═══ Task input

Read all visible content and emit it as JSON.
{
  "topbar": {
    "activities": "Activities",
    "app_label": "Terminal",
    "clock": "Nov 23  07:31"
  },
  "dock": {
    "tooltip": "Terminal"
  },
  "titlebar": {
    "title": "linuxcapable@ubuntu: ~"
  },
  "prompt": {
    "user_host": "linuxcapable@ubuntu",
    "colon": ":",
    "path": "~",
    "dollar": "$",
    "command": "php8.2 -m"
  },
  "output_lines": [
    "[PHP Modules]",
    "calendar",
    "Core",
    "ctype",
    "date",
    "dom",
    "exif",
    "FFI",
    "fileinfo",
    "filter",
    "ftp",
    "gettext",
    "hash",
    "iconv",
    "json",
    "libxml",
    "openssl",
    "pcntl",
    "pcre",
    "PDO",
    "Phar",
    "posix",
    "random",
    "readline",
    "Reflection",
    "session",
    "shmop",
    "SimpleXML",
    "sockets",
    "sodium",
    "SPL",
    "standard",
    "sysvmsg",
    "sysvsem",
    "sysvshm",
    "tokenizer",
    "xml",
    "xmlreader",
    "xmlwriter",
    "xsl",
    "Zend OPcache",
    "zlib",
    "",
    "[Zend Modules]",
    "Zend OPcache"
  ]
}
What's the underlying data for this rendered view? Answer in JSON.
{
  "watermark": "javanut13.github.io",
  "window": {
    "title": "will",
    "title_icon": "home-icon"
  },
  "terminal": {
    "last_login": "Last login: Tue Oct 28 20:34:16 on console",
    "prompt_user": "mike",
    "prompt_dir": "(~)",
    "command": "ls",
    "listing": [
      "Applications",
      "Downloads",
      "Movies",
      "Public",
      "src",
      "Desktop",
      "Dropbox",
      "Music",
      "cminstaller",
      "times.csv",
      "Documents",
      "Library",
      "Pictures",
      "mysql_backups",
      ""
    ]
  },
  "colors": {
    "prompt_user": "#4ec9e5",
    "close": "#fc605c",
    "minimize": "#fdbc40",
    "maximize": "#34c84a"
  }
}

══════

→ **Work to be completed**: Look above for every line with the word "ubuntu" and copy it.

→ **Task result**:
    "title": "linuxcapable@ubuntu: ~"
    "user_host": "linuxcapable@ubuntu",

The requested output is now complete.